GIVEN PROBLEM:
Gather each line of the records where "Rank" appears.

Chart and figure data:
_ _ _

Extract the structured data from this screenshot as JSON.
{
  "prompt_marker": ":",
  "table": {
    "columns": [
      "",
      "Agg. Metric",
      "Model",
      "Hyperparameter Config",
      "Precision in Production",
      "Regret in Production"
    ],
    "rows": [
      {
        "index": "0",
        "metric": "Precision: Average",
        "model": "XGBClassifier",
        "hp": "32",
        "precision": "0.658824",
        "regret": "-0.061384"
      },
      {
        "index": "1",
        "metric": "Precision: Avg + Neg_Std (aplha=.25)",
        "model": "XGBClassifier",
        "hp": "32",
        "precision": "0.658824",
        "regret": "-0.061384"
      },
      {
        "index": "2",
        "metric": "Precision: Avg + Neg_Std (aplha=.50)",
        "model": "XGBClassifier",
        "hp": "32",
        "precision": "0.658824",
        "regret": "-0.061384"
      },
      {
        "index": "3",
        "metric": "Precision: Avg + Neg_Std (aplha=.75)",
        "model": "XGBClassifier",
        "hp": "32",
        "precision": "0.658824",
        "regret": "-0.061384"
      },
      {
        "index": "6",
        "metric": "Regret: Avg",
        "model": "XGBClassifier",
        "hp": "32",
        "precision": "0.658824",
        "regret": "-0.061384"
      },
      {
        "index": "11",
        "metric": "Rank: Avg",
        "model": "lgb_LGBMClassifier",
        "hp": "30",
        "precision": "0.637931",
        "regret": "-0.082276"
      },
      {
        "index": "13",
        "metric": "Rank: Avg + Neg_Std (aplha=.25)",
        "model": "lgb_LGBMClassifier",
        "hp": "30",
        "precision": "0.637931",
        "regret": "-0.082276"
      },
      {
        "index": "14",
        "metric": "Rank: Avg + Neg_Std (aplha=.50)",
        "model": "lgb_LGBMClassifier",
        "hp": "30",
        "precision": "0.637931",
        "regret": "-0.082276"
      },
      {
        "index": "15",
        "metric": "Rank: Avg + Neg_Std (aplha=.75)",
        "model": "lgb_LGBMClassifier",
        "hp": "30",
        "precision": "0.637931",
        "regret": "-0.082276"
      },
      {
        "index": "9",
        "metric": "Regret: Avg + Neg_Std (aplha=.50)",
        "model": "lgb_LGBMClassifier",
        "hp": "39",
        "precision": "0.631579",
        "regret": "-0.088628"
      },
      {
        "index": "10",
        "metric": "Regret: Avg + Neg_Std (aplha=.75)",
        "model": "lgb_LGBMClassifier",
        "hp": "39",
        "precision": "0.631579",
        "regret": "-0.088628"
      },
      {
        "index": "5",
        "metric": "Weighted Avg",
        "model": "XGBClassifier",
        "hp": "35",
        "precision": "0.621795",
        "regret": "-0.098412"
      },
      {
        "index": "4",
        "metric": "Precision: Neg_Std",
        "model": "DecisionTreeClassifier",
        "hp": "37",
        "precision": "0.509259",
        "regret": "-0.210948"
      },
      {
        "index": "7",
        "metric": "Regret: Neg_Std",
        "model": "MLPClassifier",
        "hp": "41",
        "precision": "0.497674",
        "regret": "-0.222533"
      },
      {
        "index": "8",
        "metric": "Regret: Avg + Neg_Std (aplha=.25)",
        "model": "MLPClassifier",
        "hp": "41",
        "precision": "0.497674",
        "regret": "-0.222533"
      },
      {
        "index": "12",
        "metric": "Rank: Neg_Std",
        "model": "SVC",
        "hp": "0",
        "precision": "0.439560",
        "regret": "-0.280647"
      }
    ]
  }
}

_ _ _

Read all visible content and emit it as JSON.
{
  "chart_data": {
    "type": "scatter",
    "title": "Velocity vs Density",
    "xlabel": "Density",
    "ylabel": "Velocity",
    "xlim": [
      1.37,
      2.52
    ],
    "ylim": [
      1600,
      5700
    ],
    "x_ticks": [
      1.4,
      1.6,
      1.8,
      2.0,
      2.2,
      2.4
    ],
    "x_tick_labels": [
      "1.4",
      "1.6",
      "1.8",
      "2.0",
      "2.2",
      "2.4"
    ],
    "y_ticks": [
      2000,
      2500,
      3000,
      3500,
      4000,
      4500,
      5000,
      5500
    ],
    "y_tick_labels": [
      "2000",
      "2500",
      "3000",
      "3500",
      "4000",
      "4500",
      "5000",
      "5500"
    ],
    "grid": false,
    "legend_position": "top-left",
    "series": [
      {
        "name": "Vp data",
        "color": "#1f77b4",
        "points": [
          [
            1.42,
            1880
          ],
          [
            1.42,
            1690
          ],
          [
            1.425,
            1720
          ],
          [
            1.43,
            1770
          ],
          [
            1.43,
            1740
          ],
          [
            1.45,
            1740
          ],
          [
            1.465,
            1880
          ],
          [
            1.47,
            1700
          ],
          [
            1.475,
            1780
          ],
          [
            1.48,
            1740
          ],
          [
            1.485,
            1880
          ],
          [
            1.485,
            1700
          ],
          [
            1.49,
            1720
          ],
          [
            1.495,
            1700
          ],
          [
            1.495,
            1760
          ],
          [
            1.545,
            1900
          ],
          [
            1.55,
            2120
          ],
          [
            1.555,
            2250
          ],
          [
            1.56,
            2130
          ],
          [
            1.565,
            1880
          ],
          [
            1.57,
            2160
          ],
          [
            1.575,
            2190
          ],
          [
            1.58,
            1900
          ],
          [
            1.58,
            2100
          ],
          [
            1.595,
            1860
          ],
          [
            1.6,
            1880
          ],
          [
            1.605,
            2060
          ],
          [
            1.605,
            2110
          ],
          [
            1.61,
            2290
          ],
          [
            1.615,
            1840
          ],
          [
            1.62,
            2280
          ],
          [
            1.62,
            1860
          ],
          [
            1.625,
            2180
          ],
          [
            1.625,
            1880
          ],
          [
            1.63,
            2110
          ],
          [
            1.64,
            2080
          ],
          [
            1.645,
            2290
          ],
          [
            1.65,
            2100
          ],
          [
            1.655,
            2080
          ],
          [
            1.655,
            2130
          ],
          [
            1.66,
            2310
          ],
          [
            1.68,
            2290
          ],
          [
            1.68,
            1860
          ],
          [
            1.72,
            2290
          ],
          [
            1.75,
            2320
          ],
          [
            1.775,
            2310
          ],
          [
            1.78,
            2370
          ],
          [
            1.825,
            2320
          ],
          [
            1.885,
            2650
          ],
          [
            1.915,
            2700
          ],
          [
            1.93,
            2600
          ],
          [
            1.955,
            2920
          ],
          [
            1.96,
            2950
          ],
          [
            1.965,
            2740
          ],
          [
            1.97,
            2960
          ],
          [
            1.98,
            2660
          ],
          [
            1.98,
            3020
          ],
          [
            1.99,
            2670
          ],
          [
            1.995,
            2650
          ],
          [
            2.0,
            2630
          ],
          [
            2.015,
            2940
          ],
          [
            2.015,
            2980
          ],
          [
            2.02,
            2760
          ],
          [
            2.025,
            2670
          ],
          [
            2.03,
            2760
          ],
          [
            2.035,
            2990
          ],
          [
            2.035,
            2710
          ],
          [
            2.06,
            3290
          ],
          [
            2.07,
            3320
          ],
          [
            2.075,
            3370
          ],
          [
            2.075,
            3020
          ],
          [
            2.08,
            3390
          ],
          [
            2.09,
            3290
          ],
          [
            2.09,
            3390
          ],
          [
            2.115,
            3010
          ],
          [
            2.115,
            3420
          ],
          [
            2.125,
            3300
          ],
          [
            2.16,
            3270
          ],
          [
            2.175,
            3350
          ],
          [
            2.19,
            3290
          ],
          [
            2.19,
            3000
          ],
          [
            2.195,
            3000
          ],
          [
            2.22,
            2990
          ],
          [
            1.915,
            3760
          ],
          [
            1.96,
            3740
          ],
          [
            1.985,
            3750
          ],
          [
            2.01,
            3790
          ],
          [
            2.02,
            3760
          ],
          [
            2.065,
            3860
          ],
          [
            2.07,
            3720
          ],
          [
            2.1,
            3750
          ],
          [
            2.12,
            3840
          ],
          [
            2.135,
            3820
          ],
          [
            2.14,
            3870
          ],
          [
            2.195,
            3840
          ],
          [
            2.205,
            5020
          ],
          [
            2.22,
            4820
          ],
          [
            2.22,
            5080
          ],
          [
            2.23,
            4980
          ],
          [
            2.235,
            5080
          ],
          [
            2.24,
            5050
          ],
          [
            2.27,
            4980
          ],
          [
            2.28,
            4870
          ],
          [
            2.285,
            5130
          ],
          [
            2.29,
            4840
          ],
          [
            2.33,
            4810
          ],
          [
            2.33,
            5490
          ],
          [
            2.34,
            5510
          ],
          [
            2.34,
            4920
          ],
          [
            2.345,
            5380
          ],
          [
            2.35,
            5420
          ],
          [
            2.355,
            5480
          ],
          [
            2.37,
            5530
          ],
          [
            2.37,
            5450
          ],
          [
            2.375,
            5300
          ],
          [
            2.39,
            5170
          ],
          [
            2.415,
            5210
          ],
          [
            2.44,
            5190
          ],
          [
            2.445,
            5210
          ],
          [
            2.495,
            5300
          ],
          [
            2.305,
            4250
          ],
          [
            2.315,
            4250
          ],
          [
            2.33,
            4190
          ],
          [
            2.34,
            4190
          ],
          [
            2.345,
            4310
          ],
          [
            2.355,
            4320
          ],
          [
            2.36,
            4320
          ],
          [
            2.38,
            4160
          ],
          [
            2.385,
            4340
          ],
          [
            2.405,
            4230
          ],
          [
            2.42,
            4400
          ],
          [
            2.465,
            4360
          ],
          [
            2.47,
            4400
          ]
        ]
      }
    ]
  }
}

_ _ _

RESPONSE TO THIS TASK:
        "metric": "Rank: Avg",
        "metric": "Rank: Avg + Neg_Std (aplha=.25)",
        "metric": "Rank: Avg + Neg_Std (aplha=.50)",
        "metric": "Rank: Avg + Neg_Std (aplha=.75)",
        "metric": "Rank: Neg_Std",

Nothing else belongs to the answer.